_TASK GOAL_. Write out every entry, unchanged. Skip any picture.

## START MATERIAL

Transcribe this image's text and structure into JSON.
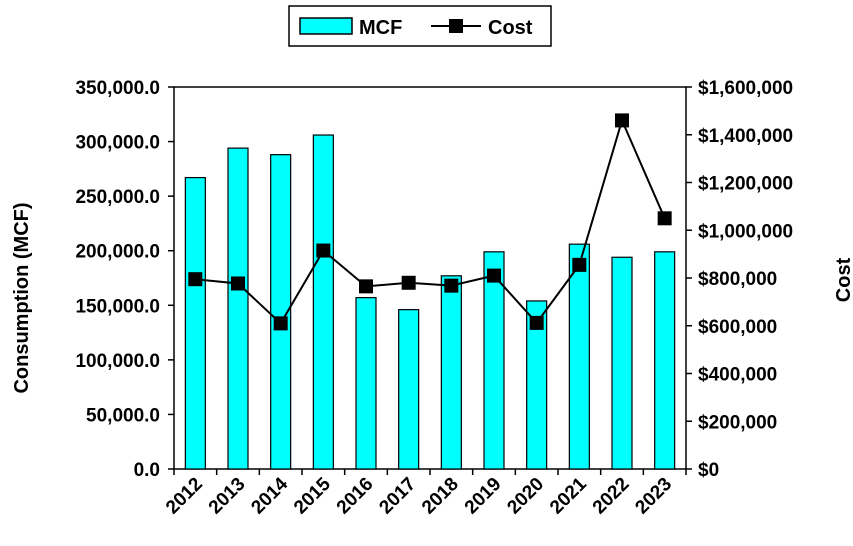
{
  "chart_data": {
    "type": "bar",
    "categories": [
      "2012",
      "2013",
      "2014",
      "2015",
      "2016",
      "2017",
      "2018",
      "2019",
      "2020",
      "2021",
      "2022",
      "2023"
    ],
    "series": [
      {
        "name": "MCF",
        "type": "bar",
        "axis": "left",
        "color": "#00FFFF",
        "values": [
          267000,
          294000,
          288000,
          306000,
          157000,
          146000,
          177000,
          199000,
          154000,
          206000,
          194000,
          199000
        ]
      },
      {
        "name": "Cost",
        "type": "line",
        "axis": "right",
        "color": "#000000",
        "marker": "square",
        "values": [
          795000,
          777000,
          610000,
          915000,
          765000,
          780000,
          768000,
          810000,
          612000,
          855000,
          1460000,
          1050000
        ]
      }
    ],
    "ylabel": "Consumption (MCF)",
    "y2label": "Cost",
    "ylim": [
      0,
      350000
    ],
    "y2lim": [
      0,
      1600000
    ],
    "yticks": [
      "0.0",
      "50,000.0",
      "100,000.0",
      "150,000.0",
      "200,000.0",
      "250,000.0",
      "300,000.0",
      "350,000.0"
    ],
    "y2ticks": [
      "$0",
      "$200,000",
      "$400,000",
      "$600,000",
      "$800,000",
      "$1,000,000",
      "$1,200,000",
      "$1,400,000",
      "$1,600,000"
    ],
    "grid": false,
    "legend_position": "top-center"
  }
}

## END MATERIAL

_OUTPUT_.
Transcribe this image's text and structure into JSON.
{
  "chart_data": {
    "type": "bar",
    "categories": [
      "2012",
      "2013",
      "2014",
      "2015",
      "2016",
      "2017",
      "2018",
      "2019",
      "2020",
      "2021",
      "2022",
      "2023"
    ],
    "series": [
      {
        "name": "MCF",
        "type": "bar",
        "axis": "left",
        "color": "#00FFFF",
        "values": [
          267000,
          294000,
          288000,
          306000,
          157000,
          146000,
          177000,
          199000,
          154000,
          206000,
          194000,
          199000
        ]
      },
      {
        "name": "Cost",
        "type": "line",
        "axis": "right",
        "color": "#000000",
        "marker": "square",
        "values": [
          795000,
          777000,
          610000,
          915000,
          765000,
          780000,
          768000,
          810000,
          612000,
          855000,
          1460000,
          1050000
        ]
      }
    ],
    "ylabel": "Consumption (MCF)",
    "y2label": "Cost",
    "ylim": [
      0,
      350000
    ],
    "y2lim": [
      0,
      1600000
    ],
    "yticks": [
      "0.0",
      "50,000.0",
      "100,000.0",
      "150,000.0",
      "200,000.0",
      "250,000.0",
      "300,000.0",
      "350,000.0"
    ],
    "y2ticks": [
      "$0",
      "$200,000",
      "$400,000",
      "$600,000",
      "$800,000",
      "$1,000,000",
      "$1,200,000",
      "$1,400,000",
      "$1,600,000"
    ],
    "grid": false,
    "legend_position": "top-center"
  }
}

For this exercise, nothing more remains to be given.